┏━━

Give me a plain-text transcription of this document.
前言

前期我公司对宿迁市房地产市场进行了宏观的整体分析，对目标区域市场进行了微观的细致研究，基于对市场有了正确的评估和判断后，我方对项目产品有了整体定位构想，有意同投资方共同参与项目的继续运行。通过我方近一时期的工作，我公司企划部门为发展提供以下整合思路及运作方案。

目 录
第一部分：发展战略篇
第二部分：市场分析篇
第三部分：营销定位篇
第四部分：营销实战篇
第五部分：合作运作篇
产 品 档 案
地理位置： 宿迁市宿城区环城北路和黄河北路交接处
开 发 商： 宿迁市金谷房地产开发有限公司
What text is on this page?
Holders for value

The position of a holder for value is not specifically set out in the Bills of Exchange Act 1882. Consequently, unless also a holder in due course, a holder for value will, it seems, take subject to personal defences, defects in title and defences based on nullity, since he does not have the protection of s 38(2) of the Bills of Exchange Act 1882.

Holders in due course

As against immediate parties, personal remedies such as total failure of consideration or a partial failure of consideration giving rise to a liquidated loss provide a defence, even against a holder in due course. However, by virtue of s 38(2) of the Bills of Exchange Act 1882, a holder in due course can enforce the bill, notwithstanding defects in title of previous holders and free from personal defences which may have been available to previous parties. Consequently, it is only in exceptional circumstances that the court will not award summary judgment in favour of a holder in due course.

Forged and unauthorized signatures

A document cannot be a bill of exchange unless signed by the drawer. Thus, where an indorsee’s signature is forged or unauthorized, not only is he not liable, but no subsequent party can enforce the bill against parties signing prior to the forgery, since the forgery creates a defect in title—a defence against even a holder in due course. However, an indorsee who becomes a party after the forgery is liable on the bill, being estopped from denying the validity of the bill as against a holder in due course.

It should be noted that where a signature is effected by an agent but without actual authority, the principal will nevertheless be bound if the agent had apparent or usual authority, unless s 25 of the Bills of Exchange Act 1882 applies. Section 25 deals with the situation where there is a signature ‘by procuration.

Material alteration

┗━━

▶ **Prompt**: All the entries above need to be reproduced exactly.

▶ **Task answer**:
Give me a plain-text transcription of this document.
前言

前期我公司对宿迁市房地产市场进行了宏观的整体分析，对目标区域市场进行了微观的细致研究，基于对市场有了正确的评估和判断后，我方对项目产品有了整体定位构想，有意同投资方共同参与项目的继续运行。通过我方近一时期的工作，我公司企划部门为发展提供以下整合思路及运作方案。

目 录
第一部分：发展战略篇
第二部分：市场分析篇
第三部分：营销定位篇
第四部分：营销实战篇
第五部分：合作运作篇
产 品 档 案
地理位置： 宿迁市宿城区环城北路和黄河北路交接处
开 发 商： 宿迁市金谷房地产开发有限公司
What text is on this page?
Holders for value

The position of a holder for value is not specifically set out in the Bills of Exchange Act 1882. Consequently, unless also a holder in due course, a holder for value will, it seems, take subject to personal defences, defects in title and defences based on nullity, since he does not have the protection of s 38(2) of the Bills of Exchange Act 1882.

Holders in due course

As against immediate parties, personal remedies such as total failure of consideration or a partial failure of consideration giving rise to a liquidated loss provide a defence, even against a holder in due course. However, by virtue of s 38(2) of the Bills of Exchange Act 1882, a holder in due course can enforce the bill, notwithstanding defects in title of previous holders and free from personal defences which may have been available to previous parties. Consequently, it is only in exceptional circumstances that the court will not award summary judgment in favour of a holder in due course.

Forged and unauthorized signatures

A document cannot be a bill of exchange unless signed by the drawer. Thus, where an indorsee’s signature is forged or unauthorized, not only is he not liable, but no subsequent party can enforce the bill against parties signing prior to the forgery, since the forgery creates a defect in title—a defence against even a holder in due course. However, an indorsee who becomes a party after the forgery is liable on the bill, being estopped from denying the validity of the bill as against a holder in due course.

It should be noted that where a signature is effected by an agent but without actual authority, the principal will nevertheless be bound if the agent had apparent or usual authority, unless s 25 of the Bills of Exchange Act 1882 applies. Section 25 deals with the situation where there is a signature ‘by procuration.

Material alteration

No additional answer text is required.